> [Task details]
Copy out the complete listing, word for word.

═══

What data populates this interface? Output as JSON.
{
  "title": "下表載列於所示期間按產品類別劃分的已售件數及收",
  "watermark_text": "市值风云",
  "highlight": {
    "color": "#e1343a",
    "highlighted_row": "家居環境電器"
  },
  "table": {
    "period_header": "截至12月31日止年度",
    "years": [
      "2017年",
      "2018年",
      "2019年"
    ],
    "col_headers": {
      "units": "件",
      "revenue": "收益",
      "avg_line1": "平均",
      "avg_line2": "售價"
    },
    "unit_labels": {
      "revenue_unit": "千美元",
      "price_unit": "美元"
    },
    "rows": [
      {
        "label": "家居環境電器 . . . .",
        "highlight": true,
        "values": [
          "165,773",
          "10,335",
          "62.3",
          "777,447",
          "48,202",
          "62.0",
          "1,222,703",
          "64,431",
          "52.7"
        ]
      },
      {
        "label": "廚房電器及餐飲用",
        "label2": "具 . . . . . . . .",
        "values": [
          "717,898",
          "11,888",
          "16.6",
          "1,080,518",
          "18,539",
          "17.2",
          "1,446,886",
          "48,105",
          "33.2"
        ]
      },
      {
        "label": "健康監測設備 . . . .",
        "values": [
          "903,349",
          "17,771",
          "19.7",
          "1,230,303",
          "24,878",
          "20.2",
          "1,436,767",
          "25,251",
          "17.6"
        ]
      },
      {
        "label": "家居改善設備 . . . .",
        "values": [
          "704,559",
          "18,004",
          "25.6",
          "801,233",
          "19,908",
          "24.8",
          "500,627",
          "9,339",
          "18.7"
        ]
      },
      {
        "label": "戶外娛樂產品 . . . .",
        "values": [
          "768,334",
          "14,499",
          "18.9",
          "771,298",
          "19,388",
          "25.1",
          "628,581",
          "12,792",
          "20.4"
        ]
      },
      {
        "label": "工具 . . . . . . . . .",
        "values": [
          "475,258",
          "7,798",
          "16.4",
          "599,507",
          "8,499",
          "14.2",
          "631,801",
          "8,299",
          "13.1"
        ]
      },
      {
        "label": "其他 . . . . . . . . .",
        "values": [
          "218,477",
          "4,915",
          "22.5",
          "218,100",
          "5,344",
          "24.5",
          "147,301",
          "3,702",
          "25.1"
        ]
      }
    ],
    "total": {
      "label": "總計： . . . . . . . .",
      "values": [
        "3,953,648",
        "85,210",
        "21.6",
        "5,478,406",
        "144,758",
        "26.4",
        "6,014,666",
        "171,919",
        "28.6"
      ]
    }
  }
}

═══

> [Exercise solution]
What data populates this interface? Output as JSON.
{
  "title": "下表載列於所示期間按產品類別劃分的已售件數及收",
  "watermark_text": "市值风云",
  "highlight": {
    "color": "#e1343a",
    "highlighted_row": "家居環境電器"
  },
  "table": {
    "period_header": "截至12月31日止年度",
    "years": [
      "2017年",
      "2018年",
      "2019年"
    ],
    "col_headers": {
      "units": "件",
      "revenue": "收益",
      "avg_line1": "平均",
      "avg_line2": "售價"
    },
    "unit_labels": {
      "revenue_unit": "千美元",
      "price_unit": "美元"
    },
    "rows": [
      {
        "label": "家居環境電器 . . . .",
        "highlight": true,
        "values": [
          "165,773",
          "10,335",
          "62.3",
          "777,447",
          "48,202",
          "62.0",
          "1,222,703",
          "64,431",
          "52.7"
        ]
      },
      {
        "label": "廚房電器及餐飲用",
        "label2": "具 . . . . . . . .",
        "values": [
          "717,898",
          "11,888",
          "16.6",
          "1,080,518",
          "18,539",
          "17.2",
          "1,446,886",
          "48,105",
          "33.2"
        ]
      },
      {
        "label": "健康監測設備 . . . .",
        "values": [
          "903,349",
          "17,771",
          "19.7",
          "1,230,303",
          "24,878",
          "20.2",
          "1,436,767",
          "25,251",
          "17.6"
        ]
      },
      {
        "label": "家居改善設備 . . . .",
        "values": [
          "704,559",
          "18,004",
          "25.6",
          "801,233",
          "19,908",
          "24.8",
          "500,627",
          "9,339",
          "18.7"
        ]
      },
      {
        "label": "戶外娛樂產品 . . . .",
        "values": [
          "768,334",
          "14,499",
          "18.9",
          "771,298",
          "19,388",
          "25.1",
          "628,581",
          "12,792",
          "20.4"
        ]
      },
      {
        "label": "工具 . . . . . . . . .",
        "values": [
          "475,258",
          "7,798",
          "16.4",
          "599,507",
          "8,499",
          "14.2",
          "631,801",
          "8,299",
          "13.1"
        ]
      },
      {
        "label": "其他 . . . . . . . . .",
        "values": [
          "218,477",
          "4,915",
          "22.5",
          "218,100",
          "5,344",
          "24.5",
          "147,301",
          "3,702",
          "25.1"
        ]
      }
    ],
    "total": {
      "label": "總計： . . . . . . . .",
      "values": [
        "3,953,648",
        "85,210",
        "21.6",
        "5,478,406",
        "144,758",
        "26.4",
        "6,014,666",
        "171,919",
        "28.6"
      ]
    }
  }
}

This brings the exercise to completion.